Task statement
The records below should be written out again, exactly.

Items

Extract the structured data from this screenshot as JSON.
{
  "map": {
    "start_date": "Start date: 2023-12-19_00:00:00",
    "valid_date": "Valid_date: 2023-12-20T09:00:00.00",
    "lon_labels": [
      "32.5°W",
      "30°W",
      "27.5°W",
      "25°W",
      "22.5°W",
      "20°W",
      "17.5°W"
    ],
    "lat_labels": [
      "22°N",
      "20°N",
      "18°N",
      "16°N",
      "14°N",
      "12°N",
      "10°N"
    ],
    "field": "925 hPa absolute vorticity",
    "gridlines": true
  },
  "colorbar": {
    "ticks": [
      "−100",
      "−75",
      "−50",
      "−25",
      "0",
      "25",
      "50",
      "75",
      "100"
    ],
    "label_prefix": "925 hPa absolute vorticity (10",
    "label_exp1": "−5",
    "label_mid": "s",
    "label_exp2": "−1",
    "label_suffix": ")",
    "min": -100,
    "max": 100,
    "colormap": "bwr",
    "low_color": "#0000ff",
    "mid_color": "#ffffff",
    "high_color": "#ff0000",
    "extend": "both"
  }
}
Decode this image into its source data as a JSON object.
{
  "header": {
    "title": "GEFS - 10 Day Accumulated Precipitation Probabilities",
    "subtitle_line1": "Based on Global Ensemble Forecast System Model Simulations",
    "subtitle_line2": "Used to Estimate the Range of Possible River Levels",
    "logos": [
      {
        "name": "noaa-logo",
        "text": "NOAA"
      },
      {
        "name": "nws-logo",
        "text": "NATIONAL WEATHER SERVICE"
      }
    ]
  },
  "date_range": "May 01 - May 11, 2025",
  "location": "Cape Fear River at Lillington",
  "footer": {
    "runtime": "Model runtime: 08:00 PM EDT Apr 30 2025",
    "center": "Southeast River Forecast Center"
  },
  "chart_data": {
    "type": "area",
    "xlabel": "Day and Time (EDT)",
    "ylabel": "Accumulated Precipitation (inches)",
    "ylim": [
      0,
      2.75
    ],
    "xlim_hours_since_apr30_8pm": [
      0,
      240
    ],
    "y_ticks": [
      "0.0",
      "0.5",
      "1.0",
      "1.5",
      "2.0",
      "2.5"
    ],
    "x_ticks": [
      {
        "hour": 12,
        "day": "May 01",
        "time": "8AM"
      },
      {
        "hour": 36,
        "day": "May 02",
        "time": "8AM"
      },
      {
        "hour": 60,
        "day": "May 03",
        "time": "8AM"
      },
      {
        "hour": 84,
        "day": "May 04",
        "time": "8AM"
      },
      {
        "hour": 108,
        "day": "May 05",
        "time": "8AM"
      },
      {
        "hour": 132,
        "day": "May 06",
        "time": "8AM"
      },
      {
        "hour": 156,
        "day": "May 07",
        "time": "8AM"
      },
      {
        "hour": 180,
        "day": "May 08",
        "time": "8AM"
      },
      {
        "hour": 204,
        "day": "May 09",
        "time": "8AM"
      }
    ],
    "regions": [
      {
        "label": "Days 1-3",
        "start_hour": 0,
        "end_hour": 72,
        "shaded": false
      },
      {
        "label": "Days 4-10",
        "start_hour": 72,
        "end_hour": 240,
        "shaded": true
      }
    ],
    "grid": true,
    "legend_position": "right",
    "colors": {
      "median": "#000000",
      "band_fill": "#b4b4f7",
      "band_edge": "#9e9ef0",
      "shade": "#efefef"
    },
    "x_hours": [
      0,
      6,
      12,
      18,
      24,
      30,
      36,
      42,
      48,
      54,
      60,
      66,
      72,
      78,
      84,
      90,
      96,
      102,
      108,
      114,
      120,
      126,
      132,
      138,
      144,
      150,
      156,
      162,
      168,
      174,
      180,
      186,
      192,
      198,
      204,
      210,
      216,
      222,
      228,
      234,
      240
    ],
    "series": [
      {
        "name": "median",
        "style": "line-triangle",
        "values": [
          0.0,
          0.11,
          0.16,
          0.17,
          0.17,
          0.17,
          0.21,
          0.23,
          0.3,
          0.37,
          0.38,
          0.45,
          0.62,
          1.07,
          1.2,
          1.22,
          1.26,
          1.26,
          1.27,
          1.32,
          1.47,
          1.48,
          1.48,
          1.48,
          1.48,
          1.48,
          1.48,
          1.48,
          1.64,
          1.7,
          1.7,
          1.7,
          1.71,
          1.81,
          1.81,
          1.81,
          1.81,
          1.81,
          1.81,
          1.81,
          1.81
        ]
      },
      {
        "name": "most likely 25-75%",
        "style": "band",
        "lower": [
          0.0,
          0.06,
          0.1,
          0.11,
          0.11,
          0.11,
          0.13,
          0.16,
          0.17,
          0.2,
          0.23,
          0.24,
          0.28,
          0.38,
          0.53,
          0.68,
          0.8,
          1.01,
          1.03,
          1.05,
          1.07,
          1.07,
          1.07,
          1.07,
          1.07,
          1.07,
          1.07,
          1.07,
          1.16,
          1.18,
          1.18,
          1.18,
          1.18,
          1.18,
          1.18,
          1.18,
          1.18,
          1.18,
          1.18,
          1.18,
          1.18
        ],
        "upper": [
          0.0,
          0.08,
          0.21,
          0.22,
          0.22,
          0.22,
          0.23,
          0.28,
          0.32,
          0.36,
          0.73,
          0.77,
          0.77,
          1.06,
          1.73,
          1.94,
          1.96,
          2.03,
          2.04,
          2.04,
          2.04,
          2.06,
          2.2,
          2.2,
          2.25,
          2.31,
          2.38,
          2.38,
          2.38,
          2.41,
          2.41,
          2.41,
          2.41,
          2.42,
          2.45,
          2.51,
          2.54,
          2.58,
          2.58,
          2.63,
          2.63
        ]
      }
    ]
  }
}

Answer to this task
Extract the structured data from this screenshot as JSON.
{
  "map": {
    "start_date": "Start date: 2023-12-19_00:00:00",
    "valid_date": "Valid_date: 2023-12-20T09:00:00.00",
    "lon_labels": [
      "32.5°W",
      "30°W",
      "27.5°W",
      "25°W",
      "22.5°W",
      "20°W",
      "17.5°W"
    ],
    "lat_labels": [
      "22°N",
      "20°N",
      "18°N",
      "16°N",
      "14°N",
      "12°N",
      "10°N"
    ],
    "field": "925 hPa absolute vorticity",
    "gridlines": true
  },
  "colorbar": {
    "ticks": [
      "−100",
      "−75",
      "−50",
      "−25",
      "0",
      "25",
      "50",
      "75",
      "100"
    ],
    "label_prefix": "925 hPa absolute vorticity (10",
    "label_exp1": "−5",
    "label_mid": "s",
    "label_exp2": "−1",
    "label_suffix": ")",
    "min": -100,
    "max": 100,
    "colormap": "bwr",
    "low_color": "#0000ff",
    "mid_color": "#ffffff",
    "high_color": "#ff0000",
    "extend": "both"
  }
}
Decode this image into its source data as a JSON object.
{
  "header": {
    "title": "GEFS - 10 Day Accumulated Precipitation Probabilities",
    "subtitle_line1": "Based on Global Ensemble Forecast System Model Simulations",
    "subtitle_line2": "Used to Estimate the Range of Possible River Levels",
    "logos": [
      {
        "name": "noaa-logo",
        "text": "NOAA"
      },
      {
        "name": "nws-logo",
        "text": "NATIONAL WEATHER SERVICE"
      }
    ]
  },
  "date_range": "May 01 - May 11, 2025",
  "location": "Cape Fear River at Lillington",
  "footer": {
    "runtime": "Model runtime: 08:00 PM EDT Apr 30 2025",
    "center": "Southeast River Forecast Center"
  },
  "chart_data": {
    "type": "area",
    "xlabel": "Day and Time (EDT)",
    "ylabel": "Accumulated Precipitation (inches)",
    "ylim": [
      0,
      2.75
    ],
    "xlim_hours_since_apr30_8pm": [
      0,
      240
    ],
    "y_ticks": [
      "0.0",
      "0.5",
      "1.0",
      "1.5",
      "2.0",
      "2.5"
    ],
    "x_ticks": [
      {
        "hour": 12,
        "day": "May 01",
        "time": "8AM"
      },
      {
        "hour": 36,
        "day": "May 02",
        "time": "8AM"
      },
      {
        "hour": 60,
        "day": "May 03",
        "time": "8AM"
      },
      {
        "hour": 84,
        "day": "May 04",
        "time": "8AM"
      },
      {
        "hour": 108,
        "day": "May 05",
        "time": "8AM"
      },
      {
        "hour": 132,
        "day": "May 06",
        "time": "8AM"
      },
      {
        "hour": 156,
        "day": "May 07",
        "time": "8AM"
      },
      {
        "hour": 180,
        "day": "May 08",
        "time": "8AM"
      },
      {
        "hour": 204,
        "day": "May 09",
        "time": "8AM"
      }
    ],
    "regions": [
      {
        "label": "Days 1-3",
        "start_hour": 0,
        "end_hour": 72,
        "shaded": false
      },
      {
        "label": "Days 4-10",
        "start_hour": 72,
        "end_hour": 240,
        "shaded": true
      }
    ],
    "grid": true,
    "legend_position": "right",
    "colors": {
      "median": "#000000",
      "band_fill": "#b4b4f7",
      "band_edge": "#9e9ef0",
      "shade": "#efefef"
    },
    "x_hours": [
      0,
      6,
      12,
      18,
      24,
      30,
      36,
      42,
      48,
      54,
      60,
      66,
      72,
      78,
      84,
      90,
      96,
      102,
      108,
      114,
      120,
      126,
      132,
      138,
      144,
      150,
      156,
      162,
      168,
      174,
      180,
      186,
      192,
      198,
      204,
      210,
      216,
      222,
      228,
      234,
      240
    ],
    "series": [
      {
        "name": "median",
        "style": "line-triangle",
        "values": [
          0.0,
          0.11,
          0.16,
          0.17,
          0.17,
          0.17,
          0.21,
          0.23,
          0.3,
          0.37,
          0.38,
          0.45,
          0.62,
          1.07,
          1.2,
          1.22,
          1.26,
          1.26,
          1.27,
          1.32,
          1.47,
          1.48,
          1.48,
          1.48,
          1.48,
          1.48,
          1.48,
          1.48,
          1.64,
          1.7,
          1.7,
          1.7,
          1.71,
          1.81,
          1.81,
          1.81,
          1.81,
          1.81,
          1.81,
          1.81,
          1.81
        ]
      },
      {
        "name": "most likely 25-75%",
        "style": "band",
        "lower": [
          0.0,
          0.06,
          0.1,
          0.11,
          0.11,
          0.11,
          0.13,
          0.16,
          0.17,
          0.2,
          0.23,
          0.24,
          0.28,
          0.38,
          0.53,
          0.68,
          0.8,
          1.01,
          1.03,
          1.05,
          1.07,
          1.07,
          1.07,
          1.07,
          1.07,
          1.07,
          1.07,
          1.07,
          1.16,
          1.18,
          1.18,
          1.18,
          1.18,
          1.18,
          1.18,
          1.18,
          1.18,
          1.18,
          1.18,
          1.18,
          1.18
        ],
        "upper": [
          0.0,
          0.08,
          0.21,
          0.22,
          0.22,
          0.22,
          0.23,
          0.28,
          0.32,
          0.36,
          0.73,
          0.77,
          0.77,
          1.06,
          1.73,
          1.94,
          1.96,
          2.03,
          2.04,
          2.04,
          2.04,
          2.06,
          2.2,
          2.2,
          2.25,
          2.31,
          2.38,
          2.38,
          2.38,
          2.41,
          2.41,
          2.41,
          2.41,
          2.42,
          2.45,
          2.51,
          2.54,
          2.58,
          2.58,
          2.63,
          2.63
        ]
      }
    ]
  }
}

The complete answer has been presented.